(Exercise) Reproduce every one of the rows below word for word, but leave the pictures out.

(Working data)
## begin
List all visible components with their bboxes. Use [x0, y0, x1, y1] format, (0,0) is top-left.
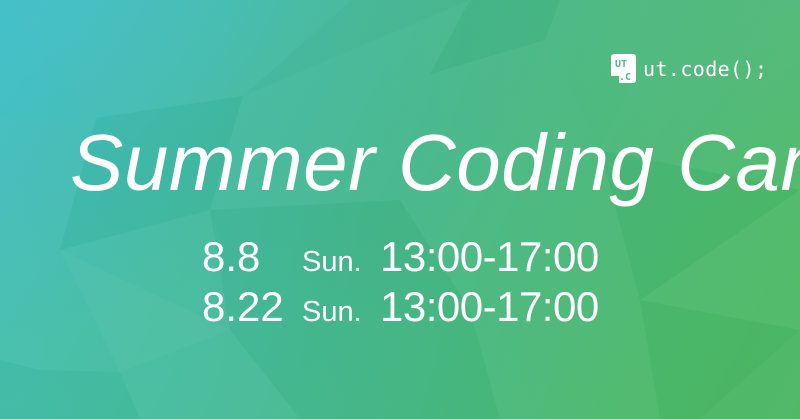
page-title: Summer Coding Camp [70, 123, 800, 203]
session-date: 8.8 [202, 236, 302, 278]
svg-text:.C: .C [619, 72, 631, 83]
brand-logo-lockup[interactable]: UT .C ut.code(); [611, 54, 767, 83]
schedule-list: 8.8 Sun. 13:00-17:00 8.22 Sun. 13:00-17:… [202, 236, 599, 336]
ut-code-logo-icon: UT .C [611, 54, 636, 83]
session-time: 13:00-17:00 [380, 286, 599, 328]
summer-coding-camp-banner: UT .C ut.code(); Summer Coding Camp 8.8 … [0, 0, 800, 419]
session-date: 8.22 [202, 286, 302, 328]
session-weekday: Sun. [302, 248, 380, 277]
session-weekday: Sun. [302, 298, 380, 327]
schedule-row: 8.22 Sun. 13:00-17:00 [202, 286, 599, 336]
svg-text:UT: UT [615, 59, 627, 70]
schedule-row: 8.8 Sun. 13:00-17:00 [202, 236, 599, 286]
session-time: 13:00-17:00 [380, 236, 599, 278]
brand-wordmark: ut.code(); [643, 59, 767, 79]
## end
(Problem solution)
List all visible components with their bboxes. Use [x0, y0, x1, y1] format, (0,0) is top-left.
page-title: Summer Coding Camp [70, 123, 800, 203]
session-date: 8.8 [202, 236, 302, 278]
svg-text:.C: .C [619, 72, 631, 83]
brand-logo-lockup[interactable]: UT .C ut.code(); [611, 54, 767, 83]
schedule-list: 8.8 Sun. 13:00-17:00 8.22 Sun. 13:00-17:… [202, 236, 599, 336]
ut-code-logo-icon: UT .C [611, 54, 636, 83]
session-time: 13:00-17:00 [380, 286, 599, 328]
summer-coding-camp-banner: UT .C ut.code(); Summer Coding Camp 8.8 … [0, 0, 800, 419]
session-date: 8.22 [202, 286, 302, 328]
session-weekday: Sun. [302, 248, 380, 277]
session-weekday: Sun. [302, 298, 380, 327]
schedule-row: 8.22 Sun. 13:00-17:00 [202, 286, 599, 336]
svg-text:UT: UT [615, 59, 627, 70]
schedule-row: 8.8 Sun. 13:00-17:00 [202, 236, 599, 286]
session-time: 13:00-17:00 [380, 236, 599, 278]
brand-wordmark: ut.code(); [643, 59, 767, 79]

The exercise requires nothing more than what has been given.